# DATA FOR THIS EXERCISE

------------------------------

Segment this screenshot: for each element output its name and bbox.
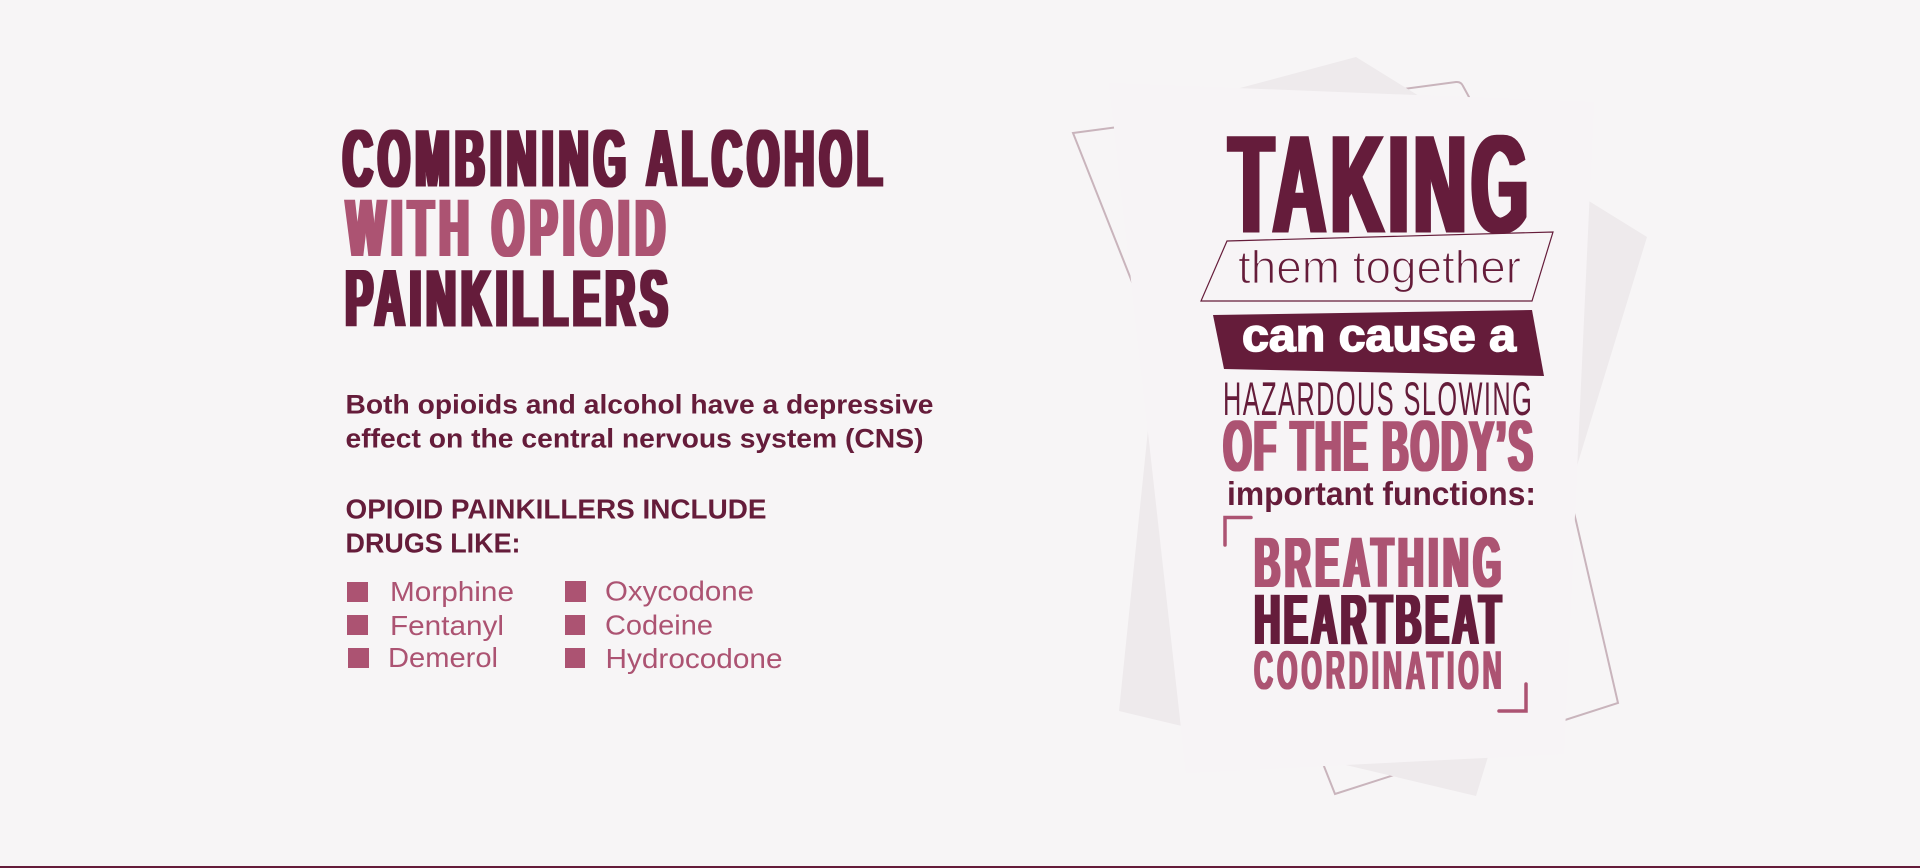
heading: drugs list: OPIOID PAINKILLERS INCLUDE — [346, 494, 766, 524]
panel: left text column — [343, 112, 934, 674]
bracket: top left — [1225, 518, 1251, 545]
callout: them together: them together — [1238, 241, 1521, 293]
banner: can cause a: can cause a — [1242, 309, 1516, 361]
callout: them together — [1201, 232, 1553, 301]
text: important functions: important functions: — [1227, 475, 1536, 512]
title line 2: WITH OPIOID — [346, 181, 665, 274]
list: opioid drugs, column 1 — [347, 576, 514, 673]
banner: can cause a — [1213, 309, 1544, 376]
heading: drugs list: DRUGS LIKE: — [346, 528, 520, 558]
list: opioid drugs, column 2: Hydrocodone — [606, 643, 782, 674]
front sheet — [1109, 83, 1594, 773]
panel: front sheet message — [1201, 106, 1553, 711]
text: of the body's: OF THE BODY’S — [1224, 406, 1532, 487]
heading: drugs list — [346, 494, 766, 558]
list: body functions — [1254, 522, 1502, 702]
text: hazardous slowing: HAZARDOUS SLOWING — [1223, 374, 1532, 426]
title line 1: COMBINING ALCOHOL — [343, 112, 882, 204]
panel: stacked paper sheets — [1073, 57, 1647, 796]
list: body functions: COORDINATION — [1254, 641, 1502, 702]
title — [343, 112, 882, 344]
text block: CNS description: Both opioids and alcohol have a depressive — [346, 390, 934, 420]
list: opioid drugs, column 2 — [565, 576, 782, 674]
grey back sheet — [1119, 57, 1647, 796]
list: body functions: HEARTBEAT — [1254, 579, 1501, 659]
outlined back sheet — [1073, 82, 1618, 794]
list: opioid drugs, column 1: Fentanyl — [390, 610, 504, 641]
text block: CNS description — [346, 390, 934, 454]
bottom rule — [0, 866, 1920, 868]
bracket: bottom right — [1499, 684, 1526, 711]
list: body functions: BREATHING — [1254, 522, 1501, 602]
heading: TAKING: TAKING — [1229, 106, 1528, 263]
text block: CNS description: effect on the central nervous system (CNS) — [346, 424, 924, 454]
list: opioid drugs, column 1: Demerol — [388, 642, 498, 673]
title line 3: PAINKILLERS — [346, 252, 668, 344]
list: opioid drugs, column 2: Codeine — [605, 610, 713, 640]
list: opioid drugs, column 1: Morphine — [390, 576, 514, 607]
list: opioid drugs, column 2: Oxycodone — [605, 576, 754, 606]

------------------------------

# REQUIRED WORK
Reproduce every line of the data above word for word, from the segmentation instruction through the last bounding box. Leave the picture out of your copy.

# TASK OUTPUT
Segment this screenshot: for each element output its name and bbox.
heading: drugs list: OPIOID PAINKILLERS INCLUDE — [346, 494, 766, 524]
panel: left text column — [343, 112, 934, 674]
bracket: top left — [1225, 518, 1251, 545]
callout: them together: them together — [1238, 241, 1521, 293]
banner: can cause a: can cause a — [1242, 309, 1516, 361]
callout: them together — [1201, 232, 1553, 301]
text: important functions: important functions: — [1227, 475, 1536, 512]
title line 2: WITH OPIOID — [346, 181, 665, 274]
list: opioid drugs, column 1 — [347, 576, 514, 673]
banner: can cause a — [1213, 309, 1544, 376]
heading: drugs list: DRUGS LIKE: — [346, 528, 520, 558]
list: opioid drugs, column 2: Hydrocodone — [606, 643, 782, 674]
front sheet — [1109, 83, 1594, 773]
panel: front sheet message — [1201, 106, 1553, 711]
text: of the body's: OF THE BODY’S — [1224, 406, 1532, 487]
heading: drugs list — [346, 494, 766, 558]
list: body functions — [1254, 522, 1502, 702]
text: hazardous slowing: HAZARDOUS SLOWING — [1223, 374, 1532, 426]
title line 1: COMBINING ALCOHOL — [343, 112, 882, 204]
panel: stacked paper sheets — [1073, 57, 1647, 796]
list: body functions: COORDINATION — [1254, 641, 1502, 702]
title — [343, 112, 882, 344]
text block: CNS description: Both opioids and alcohol have a depressive — [346, 390, 934, 420]
list: opioid drugs, column 2 — [565, 576, 782, 674]
grey back sheet — [1119, 57, 1647, 796]
list: body functions: HEARTBEAT — [1254, 579, 1501, 659]
outlined back sheet — [1073, 82, 1618, 794]
list: opioid drugs, column 1: Fentanyl — [390, 610, 504, 641]
text block: CNS description — [346, 390, 934, 454]
bottom rule — [0, 866, 1920, 868]
bracket: bottom right — [1499, 684, 1526, 711]
list: body functions: BREATHING — [1254, 522, 1501, 602]
heading: TAKING: TAKING — [1229, 106, 1528, 263]
text block: CNS description: effect on the central nervous system (CNS) — [346, 424, 924, 454]
list: opioid drugs, column 1: Demerol — [388, 642, 498, 673]
title line 3: PAINKILLERS — [346, 252, 668, 344]
list: opioid drugs, column 2: Codeine — [605, 610, 713, 640]
list: opioid drugs, column 1: Morphine — [390, 576, 514, 607]
list: opioid drugs, column 2: Oxycodone — [605, 576, 754, 606]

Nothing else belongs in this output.